> WHAT IS REQUIRED:
Write the listing out again, all of it, word for word.

►

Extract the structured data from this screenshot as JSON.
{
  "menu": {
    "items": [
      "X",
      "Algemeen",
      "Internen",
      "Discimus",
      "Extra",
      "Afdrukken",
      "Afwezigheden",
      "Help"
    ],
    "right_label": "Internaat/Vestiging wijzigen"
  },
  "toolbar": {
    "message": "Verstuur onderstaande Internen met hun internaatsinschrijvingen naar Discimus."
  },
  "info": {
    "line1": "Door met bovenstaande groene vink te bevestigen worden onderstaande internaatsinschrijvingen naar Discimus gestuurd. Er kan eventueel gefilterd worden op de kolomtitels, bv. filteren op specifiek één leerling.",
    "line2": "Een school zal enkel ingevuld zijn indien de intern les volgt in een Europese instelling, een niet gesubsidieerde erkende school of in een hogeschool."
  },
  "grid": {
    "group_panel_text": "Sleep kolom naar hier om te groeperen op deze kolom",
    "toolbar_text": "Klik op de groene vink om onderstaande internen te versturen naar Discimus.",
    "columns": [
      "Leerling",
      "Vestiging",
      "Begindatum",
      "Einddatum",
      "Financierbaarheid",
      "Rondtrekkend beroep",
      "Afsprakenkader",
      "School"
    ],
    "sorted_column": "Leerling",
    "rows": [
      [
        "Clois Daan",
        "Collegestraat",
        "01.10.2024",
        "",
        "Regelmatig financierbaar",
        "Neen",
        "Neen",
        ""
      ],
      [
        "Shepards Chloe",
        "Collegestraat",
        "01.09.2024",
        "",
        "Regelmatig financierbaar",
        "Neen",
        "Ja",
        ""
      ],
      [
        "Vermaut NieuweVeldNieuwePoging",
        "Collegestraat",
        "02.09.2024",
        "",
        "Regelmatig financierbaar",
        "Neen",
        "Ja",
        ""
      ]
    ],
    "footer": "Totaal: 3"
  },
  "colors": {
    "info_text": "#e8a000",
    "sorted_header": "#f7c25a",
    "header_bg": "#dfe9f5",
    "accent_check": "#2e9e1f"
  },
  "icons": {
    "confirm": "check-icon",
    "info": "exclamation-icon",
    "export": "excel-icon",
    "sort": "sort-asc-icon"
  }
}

◄

> EXERCISE ANSWER:
Extract the structured data from this screenshot as JSON.
{
  "menu": {
    "items": [
      "X",
      "Algemeen",
      "Internen",
      "Discimus",
      "Extra",
      "Afdrukken",
      "Afwezigheden",
      "Help"
    ],
    "right_label": "Internaat/Vestiging wijzigen"
  },
  "toolbar": {
    "message": "Verstuur onderstaande Internen met hun internaatsinschrijvingen naar Discimus."
  },
  "info": {
    "line1": "Door met bovenstaande groene vink te bevestigen worden onderstaande internaatsinschrijvingen naar Discimus gestuurd. Er kan eventueel gefilterd worden op de kolomtitels, bv. filteren op specifiek één leerling.",
    "line2": "Een school zal enkel ingevuld zijn indien de intern les volgt in een Europese instelling, een niet gesubsidieerde erkende school of in een hogeschool."
  },
  "grid": {
    "group_panel_text": "Sleep kolom naar hier om te groeperen op deze kolom",
    "toolbar_text": "Klik op de groene vink om onderstaande internen te versturen naar Discimus.",
    "columns": [
      "Leerling",
      "Vestiging",
      "Begindatum",
      "Einddatum",
      "Financierbaarheid",
      "Rondtrekkend beroep",
      "Afsprakenkader",
      "School"
    ],
    "sorted_column": "Leerling",
    "rows": [
      [
        "Clois Daan",
        "Collegestraat",
        "01.10.2024",
        "",
        "Regelmatig financierbaar",
        "Neen",
        "Neen",
        ""
      ],
      [
        "Shepards Chloe",
        "Collegestraat",
        "01.09.2024",
        "",
        "Regelmatig financierbaar",
        "Neen",
        "Ja",
        ""
      ],
      [
        "Vermaut NieuweVeldNieuwePoging",
        "Collegestraat",
        "02.09.2024",
        "",
        "Regelmatig financierbaar",
        "Neen",
        "Ja",
        ""
      ]
    ],
    "footer": "Totaal: 3"
  },
  "colors": {
    "info_text": "#e8a000",
    "sorted_header": "#f7c25a",
    "header_bg": "#dfe9f5",
    "accent_check": "#2e9e1f"
  },
  "icons": {
    "confirm": "check-icon",
    "info": "exclamation-icon",
    "export": "excel-icon",
    "sort": "sort-asc-icon"
  }
}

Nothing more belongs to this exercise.